What is being asked
Are you able to quote each entry exactly as written?

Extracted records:
□ □ □
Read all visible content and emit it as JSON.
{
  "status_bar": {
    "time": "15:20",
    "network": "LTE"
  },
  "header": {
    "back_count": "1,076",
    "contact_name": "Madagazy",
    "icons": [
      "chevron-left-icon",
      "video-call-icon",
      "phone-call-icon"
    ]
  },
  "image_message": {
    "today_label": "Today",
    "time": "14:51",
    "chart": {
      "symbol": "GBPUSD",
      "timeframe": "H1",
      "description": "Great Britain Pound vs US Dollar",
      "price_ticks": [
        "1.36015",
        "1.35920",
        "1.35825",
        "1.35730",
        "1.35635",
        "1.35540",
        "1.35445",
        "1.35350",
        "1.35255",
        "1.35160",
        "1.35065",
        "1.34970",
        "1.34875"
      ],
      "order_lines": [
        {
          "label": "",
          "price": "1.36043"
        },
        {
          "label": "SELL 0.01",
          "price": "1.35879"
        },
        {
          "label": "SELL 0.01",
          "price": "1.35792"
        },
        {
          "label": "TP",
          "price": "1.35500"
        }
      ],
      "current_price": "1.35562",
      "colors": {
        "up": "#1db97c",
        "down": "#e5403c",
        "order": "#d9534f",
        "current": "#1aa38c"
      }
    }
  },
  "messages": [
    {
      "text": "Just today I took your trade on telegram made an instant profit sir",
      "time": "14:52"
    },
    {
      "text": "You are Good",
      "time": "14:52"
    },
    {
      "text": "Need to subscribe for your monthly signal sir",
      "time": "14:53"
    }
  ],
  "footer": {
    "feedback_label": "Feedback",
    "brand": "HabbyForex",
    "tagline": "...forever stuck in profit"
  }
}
□ □ □
Expected answer
Read all visible content and emit it as JSON.
{
  "status_bar": {
    "time": "15:20",
    "network": "LTE"
  },
  "header": {
    "back_count": "1,076",
    "contact_name": "Madagazy",
    "icons": [
      "chevron-left-icon",
      "video-call-icon",
      "phone-call-icon"
    ]
  },
  "image_message": {
    "today_label": "Today",
    "time": "14:51",
    "chart": {
      "symbol": "GBPUSD",
      "timeframe": "H1",
      "description": "Great Britain Pound vs US Dollar",
      "price_ticks": [
        "1.36015",
        "1.35920",
        "1.35825",
        "1.35730",
        "1.35635",
        "1.35540",
        "1.35445",
        "1.35350",
        "1.35255",
        "1.35160",
        "1.35065",
        "1.34970",
        "1.34875"
      ],
      "order_lines": [
        {
          "label": "",
          "price": "1.36043"
        },
        {
          "label": "SELL 0.01",
          "price": "1.35879"
        },
        {
          "label": "SELL 0.01",
          "price": "1.35792"
        },
        {
          "label": "TP",
          "price": "1.35500"
        }
      ],
      "current_price": "1.35562",
      "colors": {
        "up": "#1db97c",
        "down": "#e5403c",
        "order": "#d9534f",
        "current": "#1aa38c"
      }
    }
  },
  "messages": [
    {
      "text": "Just today I took your trade on telegram made an instant profit sir",
      "time": "14:52"
    },
    {
      "text": "You are Good",
      "time": "14:52"
    },
    {
      "text": "Need to subscribe for your monthly signal sir",
      "time": "14:53"
    }
  ],
  "footer": {
    "feedback_label": "Feedback",
    "brand": "HabbyForex",
    "tagline": "...forever stuck in profit"
  }
}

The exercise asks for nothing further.